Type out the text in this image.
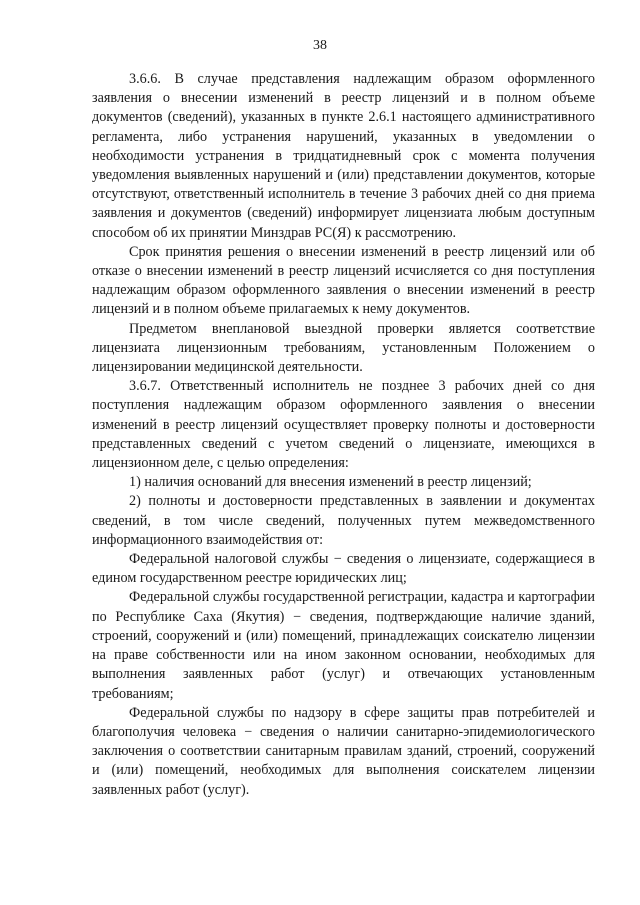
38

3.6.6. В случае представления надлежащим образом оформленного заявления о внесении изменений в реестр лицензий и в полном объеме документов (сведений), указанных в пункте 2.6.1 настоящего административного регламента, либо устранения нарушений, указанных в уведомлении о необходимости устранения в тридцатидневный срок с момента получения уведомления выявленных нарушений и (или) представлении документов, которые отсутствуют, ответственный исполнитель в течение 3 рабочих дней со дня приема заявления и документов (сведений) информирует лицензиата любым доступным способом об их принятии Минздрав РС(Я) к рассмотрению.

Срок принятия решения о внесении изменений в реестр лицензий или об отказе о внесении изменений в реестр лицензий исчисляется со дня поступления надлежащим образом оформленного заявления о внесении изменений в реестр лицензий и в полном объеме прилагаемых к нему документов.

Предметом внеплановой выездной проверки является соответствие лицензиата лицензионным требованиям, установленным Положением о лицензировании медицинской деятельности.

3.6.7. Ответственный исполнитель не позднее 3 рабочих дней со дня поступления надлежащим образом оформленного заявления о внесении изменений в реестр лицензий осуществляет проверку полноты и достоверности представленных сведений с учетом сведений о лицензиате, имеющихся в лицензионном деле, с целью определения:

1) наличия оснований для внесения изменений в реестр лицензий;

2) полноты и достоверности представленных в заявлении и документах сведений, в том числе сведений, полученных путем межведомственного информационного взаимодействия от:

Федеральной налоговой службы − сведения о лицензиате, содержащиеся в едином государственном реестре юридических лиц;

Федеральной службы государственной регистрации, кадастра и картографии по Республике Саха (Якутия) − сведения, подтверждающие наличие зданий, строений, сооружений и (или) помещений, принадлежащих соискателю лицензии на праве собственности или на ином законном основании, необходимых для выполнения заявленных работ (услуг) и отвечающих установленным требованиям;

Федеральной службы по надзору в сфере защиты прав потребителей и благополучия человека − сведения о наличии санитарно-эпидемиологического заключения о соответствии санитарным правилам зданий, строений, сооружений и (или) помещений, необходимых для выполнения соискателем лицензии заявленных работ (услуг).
= = = =
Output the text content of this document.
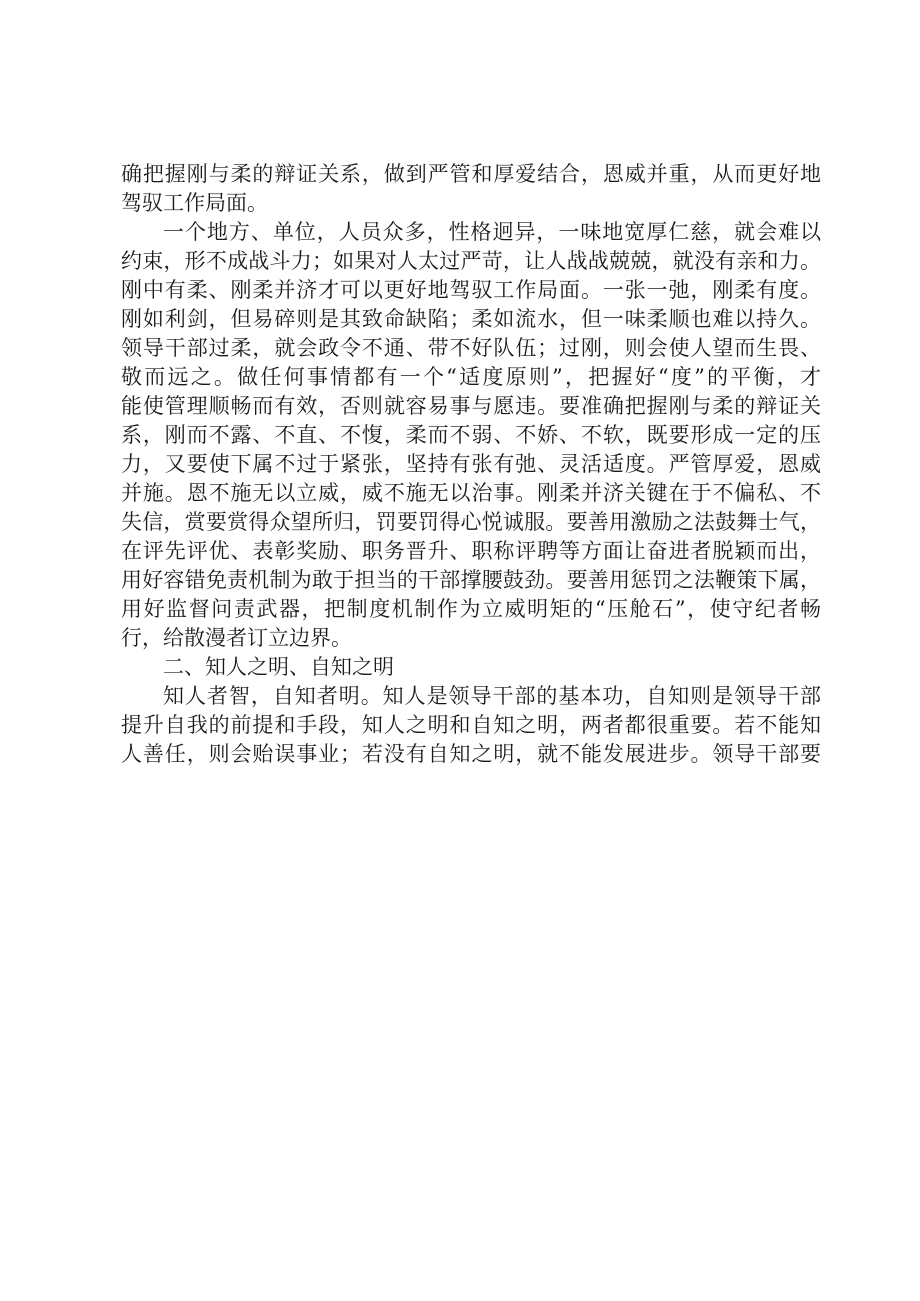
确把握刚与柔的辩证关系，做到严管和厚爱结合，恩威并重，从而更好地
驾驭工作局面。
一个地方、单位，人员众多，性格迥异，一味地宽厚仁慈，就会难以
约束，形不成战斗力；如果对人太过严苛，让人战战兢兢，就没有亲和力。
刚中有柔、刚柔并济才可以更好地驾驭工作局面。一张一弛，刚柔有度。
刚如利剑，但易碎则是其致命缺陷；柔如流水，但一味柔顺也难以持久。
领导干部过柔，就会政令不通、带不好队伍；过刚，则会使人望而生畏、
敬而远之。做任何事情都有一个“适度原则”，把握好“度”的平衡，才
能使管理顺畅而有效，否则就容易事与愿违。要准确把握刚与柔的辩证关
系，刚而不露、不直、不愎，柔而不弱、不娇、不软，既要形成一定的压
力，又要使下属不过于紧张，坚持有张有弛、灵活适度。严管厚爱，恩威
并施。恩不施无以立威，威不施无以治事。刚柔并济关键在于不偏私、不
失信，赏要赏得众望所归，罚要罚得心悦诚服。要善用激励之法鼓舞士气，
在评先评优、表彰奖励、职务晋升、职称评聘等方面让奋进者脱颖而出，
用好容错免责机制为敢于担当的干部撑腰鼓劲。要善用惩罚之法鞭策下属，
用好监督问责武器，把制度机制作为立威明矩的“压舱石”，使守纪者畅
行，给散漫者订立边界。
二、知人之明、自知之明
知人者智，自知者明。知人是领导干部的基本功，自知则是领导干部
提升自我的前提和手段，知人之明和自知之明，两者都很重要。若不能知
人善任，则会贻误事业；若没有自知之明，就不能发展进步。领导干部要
= = = =
WHAT TO WORK ON: Which lines above contain "this"? Show each of them.

THE ANSWER:
Type out the text in this image.
Output the text content of this document.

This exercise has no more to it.